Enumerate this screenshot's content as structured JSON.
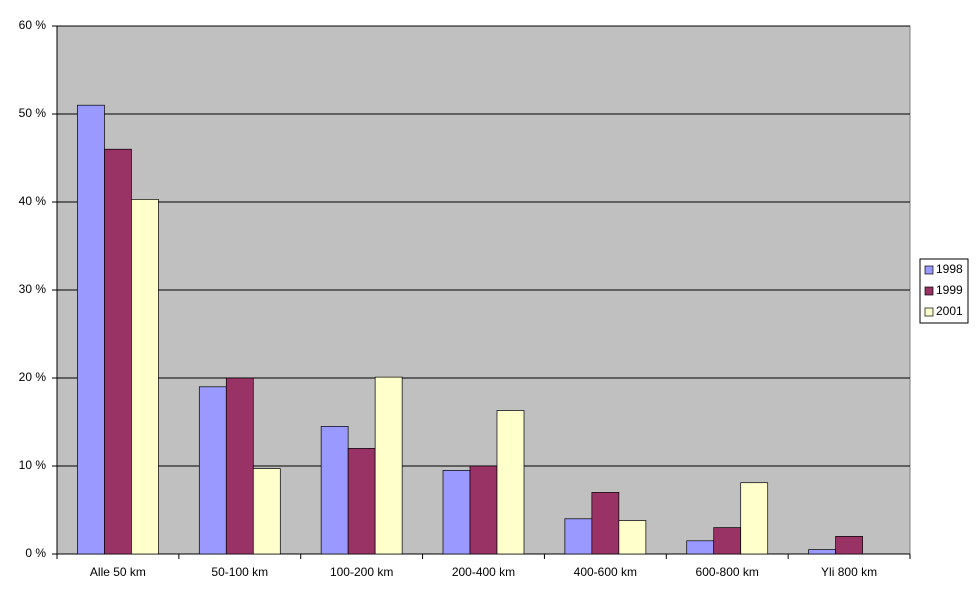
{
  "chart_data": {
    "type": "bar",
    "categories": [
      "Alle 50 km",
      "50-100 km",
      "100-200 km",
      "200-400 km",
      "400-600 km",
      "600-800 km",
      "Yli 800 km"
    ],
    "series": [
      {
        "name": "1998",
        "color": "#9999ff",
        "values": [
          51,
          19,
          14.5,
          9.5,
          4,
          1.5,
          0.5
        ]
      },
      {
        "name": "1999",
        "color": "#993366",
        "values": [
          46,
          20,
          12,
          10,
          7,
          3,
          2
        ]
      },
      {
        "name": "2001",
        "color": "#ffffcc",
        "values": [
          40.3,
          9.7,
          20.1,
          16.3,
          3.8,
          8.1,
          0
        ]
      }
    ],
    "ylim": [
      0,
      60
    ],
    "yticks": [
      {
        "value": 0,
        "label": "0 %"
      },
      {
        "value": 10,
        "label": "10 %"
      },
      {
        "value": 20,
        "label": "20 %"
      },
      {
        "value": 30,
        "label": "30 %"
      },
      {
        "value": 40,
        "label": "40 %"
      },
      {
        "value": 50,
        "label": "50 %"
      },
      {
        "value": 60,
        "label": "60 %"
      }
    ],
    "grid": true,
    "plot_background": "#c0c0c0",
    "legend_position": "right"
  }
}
* * *
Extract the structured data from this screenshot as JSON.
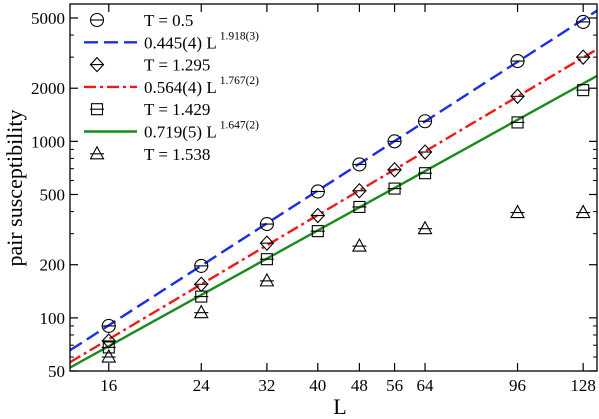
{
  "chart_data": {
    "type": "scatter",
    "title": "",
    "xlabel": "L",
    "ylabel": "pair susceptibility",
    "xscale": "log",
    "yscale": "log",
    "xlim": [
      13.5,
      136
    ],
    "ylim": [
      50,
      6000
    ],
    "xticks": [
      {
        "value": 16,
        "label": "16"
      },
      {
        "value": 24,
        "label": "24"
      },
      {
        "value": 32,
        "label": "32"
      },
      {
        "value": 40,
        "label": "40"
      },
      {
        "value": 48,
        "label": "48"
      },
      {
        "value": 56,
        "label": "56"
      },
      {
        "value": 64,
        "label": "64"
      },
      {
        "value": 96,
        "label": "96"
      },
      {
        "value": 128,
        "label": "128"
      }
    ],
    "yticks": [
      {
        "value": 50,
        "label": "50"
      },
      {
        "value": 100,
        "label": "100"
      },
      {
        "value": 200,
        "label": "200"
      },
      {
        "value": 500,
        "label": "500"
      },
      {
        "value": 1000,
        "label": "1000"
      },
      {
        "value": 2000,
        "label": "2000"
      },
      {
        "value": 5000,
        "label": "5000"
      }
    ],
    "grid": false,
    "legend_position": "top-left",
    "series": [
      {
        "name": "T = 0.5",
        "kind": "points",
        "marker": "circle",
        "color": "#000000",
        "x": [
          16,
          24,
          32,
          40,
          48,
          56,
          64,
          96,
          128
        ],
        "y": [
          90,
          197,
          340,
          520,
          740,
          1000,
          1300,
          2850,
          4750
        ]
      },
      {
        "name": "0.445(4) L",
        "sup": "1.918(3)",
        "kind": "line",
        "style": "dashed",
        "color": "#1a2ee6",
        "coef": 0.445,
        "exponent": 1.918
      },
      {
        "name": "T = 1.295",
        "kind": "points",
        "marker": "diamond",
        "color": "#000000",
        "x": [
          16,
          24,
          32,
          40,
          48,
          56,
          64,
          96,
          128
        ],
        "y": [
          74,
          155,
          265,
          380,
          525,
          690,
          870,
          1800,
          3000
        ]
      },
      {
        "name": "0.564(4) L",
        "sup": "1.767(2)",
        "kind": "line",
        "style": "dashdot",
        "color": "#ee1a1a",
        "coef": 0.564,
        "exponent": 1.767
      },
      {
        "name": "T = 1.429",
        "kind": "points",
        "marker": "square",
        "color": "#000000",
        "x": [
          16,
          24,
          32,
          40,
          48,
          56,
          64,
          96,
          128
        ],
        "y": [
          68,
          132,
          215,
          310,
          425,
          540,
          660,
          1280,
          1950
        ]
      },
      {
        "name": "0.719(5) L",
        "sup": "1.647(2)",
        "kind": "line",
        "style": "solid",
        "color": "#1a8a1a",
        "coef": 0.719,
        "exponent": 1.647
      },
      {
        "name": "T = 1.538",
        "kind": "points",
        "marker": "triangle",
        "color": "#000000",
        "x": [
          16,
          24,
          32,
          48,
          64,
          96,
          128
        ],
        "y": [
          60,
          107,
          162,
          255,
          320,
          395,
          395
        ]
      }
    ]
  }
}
--
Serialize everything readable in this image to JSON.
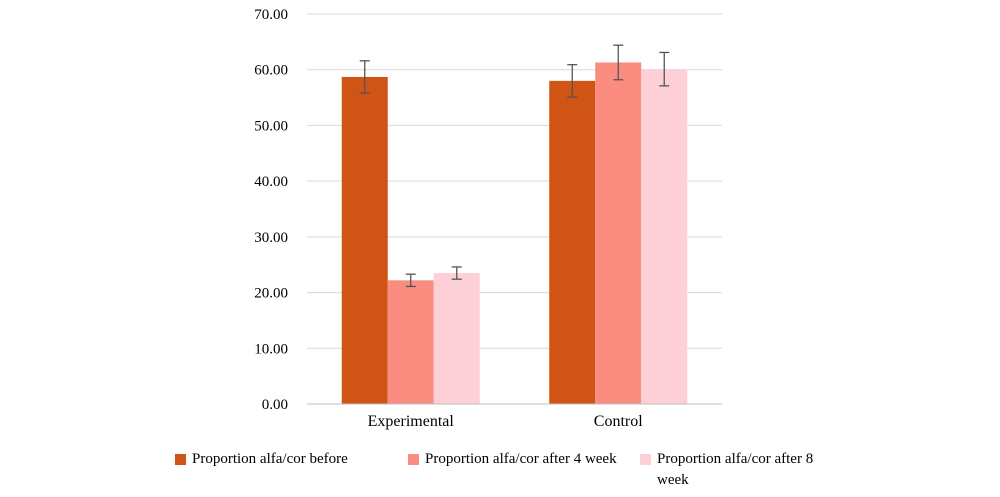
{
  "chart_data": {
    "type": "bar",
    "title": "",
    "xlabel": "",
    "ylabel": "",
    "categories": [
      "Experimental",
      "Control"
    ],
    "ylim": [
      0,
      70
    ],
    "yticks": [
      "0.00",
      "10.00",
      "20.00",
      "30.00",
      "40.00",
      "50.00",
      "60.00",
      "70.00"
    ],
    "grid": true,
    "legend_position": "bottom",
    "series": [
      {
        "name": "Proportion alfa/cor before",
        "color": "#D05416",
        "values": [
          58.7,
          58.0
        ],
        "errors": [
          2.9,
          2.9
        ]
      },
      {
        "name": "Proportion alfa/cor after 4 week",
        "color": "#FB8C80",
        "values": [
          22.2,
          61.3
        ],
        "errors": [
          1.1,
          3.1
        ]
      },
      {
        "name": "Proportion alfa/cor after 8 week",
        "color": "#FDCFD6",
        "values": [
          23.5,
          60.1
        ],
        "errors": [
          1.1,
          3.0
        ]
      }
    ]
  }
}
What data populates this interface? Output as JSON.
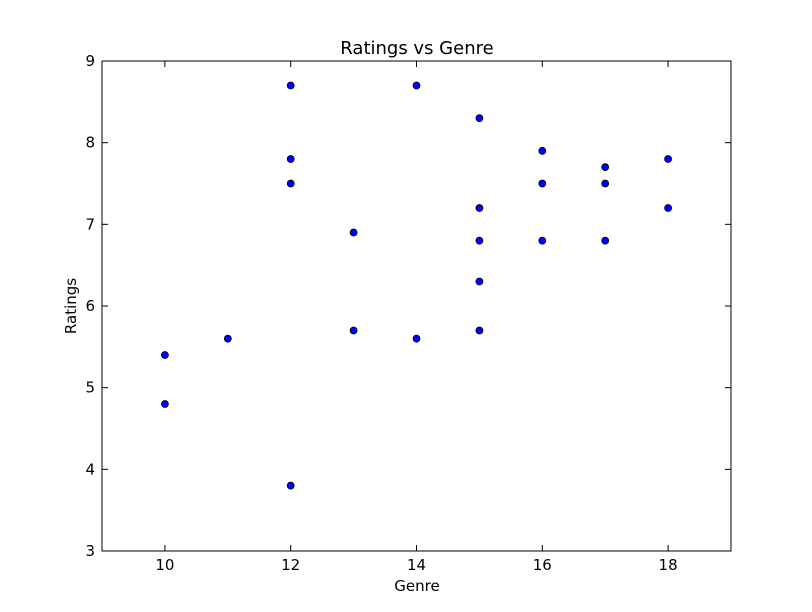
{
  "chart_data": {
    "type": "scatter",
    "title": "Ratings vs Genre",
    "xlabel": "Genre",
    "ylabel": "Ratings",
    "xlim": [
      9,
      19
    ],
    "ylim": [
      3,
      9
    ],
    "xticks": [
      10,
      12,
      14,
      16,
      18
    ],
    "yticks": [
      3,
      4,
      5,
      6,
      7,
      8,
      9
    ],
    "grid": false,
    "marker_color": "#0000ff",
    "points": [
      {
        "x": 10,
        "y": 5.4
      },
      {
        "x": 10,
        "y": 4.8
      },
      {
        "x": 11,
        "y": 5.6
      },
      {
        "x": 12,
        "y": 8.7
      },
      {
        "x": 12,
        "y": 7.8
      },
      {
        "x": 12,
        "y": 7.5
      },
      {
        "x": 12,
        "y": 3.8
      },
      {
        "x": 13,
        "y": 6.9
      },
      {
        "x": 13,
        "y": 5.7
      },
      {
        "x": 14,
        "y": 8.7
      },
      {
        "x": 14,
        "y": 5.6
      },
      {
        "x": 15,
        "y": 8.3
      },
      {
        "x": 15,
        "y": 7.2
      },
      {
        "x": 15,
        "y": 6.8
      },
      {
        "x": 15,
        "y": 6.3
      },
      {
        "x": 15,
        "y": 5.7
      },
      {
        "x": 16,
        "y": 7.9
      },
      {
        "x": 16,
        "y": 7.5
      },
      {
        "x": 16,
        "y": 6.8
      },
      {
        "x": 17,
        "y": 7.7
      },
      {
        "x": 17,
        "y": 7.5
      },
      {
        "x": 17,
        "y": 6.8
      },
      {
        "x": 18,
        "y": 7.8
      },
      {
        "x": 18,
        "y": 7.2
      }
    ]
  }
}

* [EXERCISE DETAILS]: Extract, from the material above, each line holding the word "alfa".

* [RESPONSE TO THE EXERCISE]:
        "name": "Proportion alfa/cor before",
        "name": "Proportion alfa/cor after 4 week",
        "name": "Proportion alfa/cor after 8 week",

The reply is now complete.